• **SET EXERCISE**
Each record is to be transcribed exactly.

• **RAW DATA**
↓

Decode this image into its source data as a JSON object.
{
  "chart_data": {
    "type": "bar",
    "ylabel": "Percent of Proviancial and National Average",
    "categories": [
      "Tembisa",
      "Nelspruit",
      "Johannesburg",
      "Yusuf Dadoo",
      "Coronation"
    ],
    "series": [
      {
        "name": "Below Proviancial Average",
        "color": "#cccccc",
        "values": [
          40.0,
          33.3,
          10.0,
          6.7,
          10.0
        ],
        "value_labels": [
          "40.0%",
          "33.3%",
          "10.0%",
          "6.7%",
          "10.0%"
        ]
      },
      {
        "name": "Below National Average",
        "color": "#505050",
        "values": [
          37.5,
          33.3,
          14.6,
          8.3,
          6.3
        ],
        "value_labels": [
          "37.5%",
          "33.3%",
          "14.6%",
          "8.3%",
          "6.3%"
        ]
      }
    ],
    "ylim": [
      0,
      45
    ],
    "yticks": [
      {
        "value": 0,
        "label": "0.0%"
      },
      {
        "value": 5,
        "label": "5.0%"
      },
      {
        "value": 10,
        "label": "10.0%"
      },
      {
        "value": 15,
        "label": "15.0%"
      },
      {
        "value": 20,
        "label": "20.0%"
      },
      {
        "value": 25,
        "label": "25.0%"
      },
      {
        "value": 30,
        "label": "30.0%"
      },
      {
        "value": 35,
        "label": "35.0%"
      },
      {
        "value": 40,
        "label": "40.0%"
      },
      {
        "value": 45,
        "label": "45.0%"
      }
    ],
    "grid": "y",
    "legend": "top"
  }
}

↑

• **RESULT FOR THIS EXERCISE**
Decode this image into its source data as a JSON object.
{
  "chart_data": {
    "type": "bar",
    "ylabel": "Percent of Proviancial and National Average",
    "categories": [
      "Tembisa",
      "Nelspruit",
      "Johannesburg",
      "Yusuf Dadoo",
      "Coronation"
    ],
    "series": [
      {
        "name": "Below Proviancial Average",
        "color": "#cccccc",
        "values": [
          40.0,
          33.3,
          10.0,
          6.7,
          10.0
        ],
        "value_labels": [
          "40.0%",
          "33.3%",
          "10.0%",
          "6.7%",
          "10.0%"
        ]
      },
      {
        "name": "Below National Average",
        "color": "#505050",
        "values": [
          37.5,
          33.3,
          14.6,
          8.3,
          6.3
        ],
        "value_labels": [
          "37.5%",
          "33.3%",
          "14.6%",
          "8.3%",
          "6.3%"
        ]
      }
    ],
    "ylim": [
      0,
      45
    ],
    "yticks": [
      {
        "value": 0,
        "label": "0.0%"
      },
      {
        "value": 5,
        "label": "5.0%"
      },
      {
        "value": 10,
        "label": "10.0%"
      },
      {
        "value": 15,
        "label": "15.0%"
      },
      {
        "value": 20,
        "label": "20.0%"
      },
      {
        "value": 25,
        "label": "25.0%"
      },
      {
        "value": 30,
        "label": "30.0%"
      },
      {
        "value": 35,
        "label": "35.0%"
      },
      {
        "value": 40,
        "label": "40.0%"
      },
      {
        "value": 45,
        "label": "45.0%"
      }
    ],
    "grid": "y",
    "legend": "top"
  }
}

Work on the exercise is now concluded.